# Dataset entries
══════
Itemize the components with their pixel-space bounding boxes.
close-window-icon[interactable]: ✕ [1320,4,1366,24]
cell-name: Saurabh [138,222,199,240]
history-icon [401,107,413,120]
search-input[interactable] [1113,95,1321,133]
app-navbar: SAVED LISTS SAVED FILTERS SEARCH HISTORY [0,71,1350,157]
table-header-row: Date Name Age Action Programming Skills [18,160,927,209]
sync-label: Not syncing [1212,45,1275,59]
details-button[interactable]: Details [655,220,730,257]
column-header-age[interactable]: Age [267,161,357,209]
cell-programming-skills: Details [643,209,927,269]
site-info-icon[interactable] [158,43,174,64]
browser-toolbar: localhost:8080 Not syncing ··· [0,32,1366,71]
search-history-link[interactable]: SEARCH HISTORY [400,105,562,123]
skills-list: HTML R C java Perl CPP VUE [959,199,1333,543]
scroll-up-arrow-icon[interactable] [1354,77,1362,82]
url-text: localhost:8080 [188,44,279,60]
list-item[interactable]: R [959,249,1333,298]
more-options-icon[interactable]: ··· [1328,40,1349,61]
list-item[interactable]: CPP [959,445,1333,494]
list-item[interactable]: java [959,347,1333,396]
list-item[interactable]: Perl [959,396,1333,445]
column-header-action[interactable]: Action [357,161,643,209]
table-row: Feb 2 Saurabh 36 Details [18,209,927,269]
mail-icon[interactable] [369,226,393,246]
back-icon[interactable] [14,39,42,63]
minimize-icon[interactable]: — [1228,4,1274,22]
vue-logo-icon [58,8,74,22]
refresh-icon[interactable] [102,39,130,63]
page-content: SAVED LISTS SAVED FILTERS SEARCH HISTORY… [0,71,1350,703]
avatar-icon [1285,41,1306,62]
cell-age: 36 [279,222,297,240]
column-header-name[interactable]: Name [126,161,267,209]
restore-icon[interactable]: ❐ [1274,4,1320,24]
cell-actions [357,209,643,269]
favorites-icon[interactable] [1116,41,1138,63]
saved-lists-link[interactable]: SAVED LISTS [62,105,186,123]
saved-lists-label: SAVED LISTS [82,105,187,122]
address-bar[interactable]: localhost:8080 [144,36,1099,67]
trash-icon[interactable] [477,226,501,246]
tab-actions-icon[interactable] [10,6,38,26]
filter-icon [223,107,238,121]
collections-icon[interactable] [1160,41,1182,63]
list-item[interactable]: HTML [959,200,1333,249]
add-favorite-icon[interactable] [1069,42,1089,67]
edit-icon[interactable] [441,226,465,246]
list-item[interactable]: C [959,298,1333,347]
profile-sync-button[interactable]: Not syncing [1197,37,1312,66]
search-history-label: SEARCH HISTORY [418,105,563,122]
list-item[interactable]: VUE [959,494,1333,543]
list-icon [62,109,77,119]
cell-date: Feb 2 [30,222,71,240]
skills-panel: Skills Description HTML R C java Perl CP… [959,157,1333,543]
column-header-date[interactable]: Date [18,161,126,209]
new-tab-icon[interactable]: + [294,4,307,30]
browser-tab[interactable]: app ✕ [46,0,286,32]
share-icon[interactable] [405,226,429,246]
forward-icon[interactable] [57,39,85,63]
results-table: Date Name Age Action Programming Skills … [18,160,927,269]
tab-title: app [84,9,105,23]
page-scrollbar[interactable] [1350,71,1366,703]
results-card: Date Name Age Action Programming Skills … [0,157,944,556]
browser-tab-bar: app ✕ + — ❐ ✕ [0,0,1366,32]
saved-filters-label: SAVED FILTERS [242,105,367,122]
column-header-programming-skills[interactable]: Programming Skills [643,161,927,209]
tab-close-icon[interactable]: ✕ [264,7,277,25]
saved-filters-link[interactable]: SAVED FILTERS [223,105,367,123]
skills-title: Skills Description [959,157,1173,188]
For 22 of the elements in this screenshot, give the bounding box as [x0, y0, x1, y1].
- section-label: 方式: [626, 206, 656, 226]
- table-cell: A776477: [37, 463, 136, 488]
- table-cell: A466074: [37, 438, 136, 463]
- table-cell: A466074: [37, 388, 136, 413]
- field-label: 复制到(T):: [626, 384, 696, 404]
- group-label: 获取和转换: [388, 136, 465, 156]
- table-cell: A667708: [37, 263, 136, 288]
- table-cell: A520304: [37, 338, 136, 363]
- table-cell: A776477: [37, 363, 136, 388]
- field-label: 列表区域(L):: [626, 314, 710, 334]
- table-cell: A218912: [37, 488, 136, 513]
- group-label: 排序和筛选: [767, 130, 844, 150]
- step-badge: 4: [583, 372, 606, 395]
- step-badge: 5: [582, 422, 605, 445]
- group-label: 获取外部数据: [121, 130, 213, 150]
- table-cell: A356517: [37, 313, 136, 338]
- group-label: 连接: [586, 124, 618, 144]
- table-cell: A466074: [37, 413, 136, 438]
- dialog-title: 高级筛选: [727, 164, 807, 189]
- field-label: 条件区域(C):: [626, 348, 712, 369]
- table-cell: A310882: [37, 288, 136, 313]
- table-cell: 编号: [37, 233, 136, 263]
══════
# TASK GOAL
Reproduce each of the rows above verbatim, line for line.

# TASK ANSWER
Itemize the components with their pixel-space bounding boxes.
close-window-icon[interactable]: ✕ [1320,4,1366,24]
cell-name: Saurabh [138,222,199,240]
history-icon [401,107,413,120]
search-input[interactable] [1113,95,1321,133]
app-navbar: SAVED LISTS SAVED FILTERS SEARCH HISTORY [0,71,1350,157]
table-header-row: Date Name Age Action Programming Skills [18,160,927,209]
sync-label: Not syncing [1212,45,1275,59]
details-button[interactable]: Details [655,220,730,257]
column-header-age[interactable]: Age [267,161,357,209]
cell-programming-skills: Details [643,209,927,269]
site-info-icon[interactable] [158,43,174,64]
browser-toolbar: localhost:8080 Not syncing ··· [0,32,1366,71]
search-history-link[interactable]: SEARCH HISTORY [400,105,562,123]
skills-list: HTML R C java Perl CPP VUE [959,199,1333,543]
scroll-up-arrow-icon[interactable] [1354,77,1362,82]
url-text: localhost:8080 [188,44,279,60]
list-item[interactable]: R [959,249,1333,298]
more-options-icon[interactable]: ··· [1328,40,1349,61]
list-item[interactable]: CPP [959,445,1333,494]
list-item[interactable]: java [959,347,1333,396]
list-item[interactable]: Perl [959,396,1333,445]
column-header-action[interactable]: Action [357,161,643,209]
table-row: Feb 2 Saurabh 36 Details [18,209,927,269]
mail-icon[interactable] [369,226,393,246]
back-icon[interactable] [14,39,42,63]
minimize-icon[interactable]: — [1228,4,1274,22]
vue-logo-icon [58,8,74,22]
refresh-icon[interactable] [102,39,130,63]
page-content: SAVED LISTS SAVED FILTERS SEARCH HISTORY… [0,71,1350,703]
avatar-icon [1285,41,1306,62]
cell-age: 36 [279,222,297,240]
column-header-name[interactable]: Name [126,161,267,209]
restore-icon[interactable]: ❐ [1274,4,1320,24]
cell-actions [357,209,643,269]
favorites-icon[interactable] [1116,41,1138,63]
saved-lists-link[interactable]: SAVED LISTS [62,105,186,123]
saved-lists-label: SAVED LISTS [82,105,187,122]
address-bar[interactable]: localhost:8080 [144,36,1099,67]
trash-icon[interactable] [477,226,501,246]
tab-actions-icon[interactable] [10,6,38,26]
filter-icon [223,107,238,121]
collections-icon[interactable] [1160,41,1182,63]
list-item[interactable]: HTML [959,200,1333,249]
add-favorite-icon[interactable] [1069,42,1089,67]
edit-icon[interactable] [441,226,465,246]
list-item[interactable]: C [959,298,1333,347]
profile-sync-button[interactable]: Not syncing [1197,37,1312,66]
search-history-label: SEARCH HISTORY [418,105,563,122]
list-item[interactable]: VUE [959,494,1333,543]
list-icon [62,109,77,119]
cell-date: Feb 2 [30,222,71,240]
skills-panel: Skills Description HTML R C java Perl CP… [959,157,1333,543]
column-header-date[interactable]: Date [18,161,126,209]
new-tab-icon[interactable]: + [294,4,307,30]
browser-tab[interactable]: app ✕ [46,0,286,32]
share-icon[interactable] [405,226,429,246]
forward-icon[interactable] [57,39,85,63]
results-table: Date Name Age Action Programming Skills … [18,160,927,269]
tab-title: app [84,9,105,23]
page-scrollbar[interactable] [1350,71,1366,703]
results-card: Date Name Age Action Programming Skills … [0,157,944,556]
browser-tab-bar: app ✕ + — ❐ ✕ [0,0,1366,32]
saved-filters-label: SAVED FILTERS [242,105,367,122]
column-header-programming-skills[interactable]: Programming Skills [643,161,927,209]
tab-close-icon[interactable]: ✕ [264,7,277,25]
saved-filters-link[interactable]: SAVED FILTERS [223,105,367,123]
skills-title: Skills Description [959,157,1173,188]
For 22 of the elements in this screenshot, give the bounding box as [x0, y0, x1, y1].
- section-label: 方式: [626, 206, 656, 226]
- table-cell: A776477: [37, 463, 136, 488]
- table-cell: A466074: [37, 438, 136, 463]
- table-cell: A466074: [37, 388, 136, 413]
- field-label: 复制到(T):: [626, 384, 696, 404]
- group-label: 获取和转换: [388, 136, 465, 156]
- table-cell: A667708: [37, 263, 136, 288]
- table-cell: A520304: [37, 338, 136, 363]
- table-cell: A776477: [37, 363, 136, 388]
- field-label: 列表区域(L):: [626, 314, 710, 334]
- table-cell: A218912: [37, 488, 136, 513]
- group-label: 排序和筛选: [767, 130, 844, 150]
- step-badge: 4: [583, 372, 606, 395]
- step-badge: 5: [582, 422, 605, 445]
- group-label: 获取外部数据: [121, 130, 213, 150]
- table-cell: A356517: [37, 313, 136, 338]
- group-label: 连接: [586, 124, 618, 144]
- table-cell: A466074: [37, 413, 136, 438]
- dialog-title: 高级筛选: [727, 164, 807, 189]
- field-label: 条件区域(C):: [626, 348, 712, 369]
- table-cell: A310882: [37, 288, 136, 313]
- table-cell: 编号: [37, 233, 136, 263]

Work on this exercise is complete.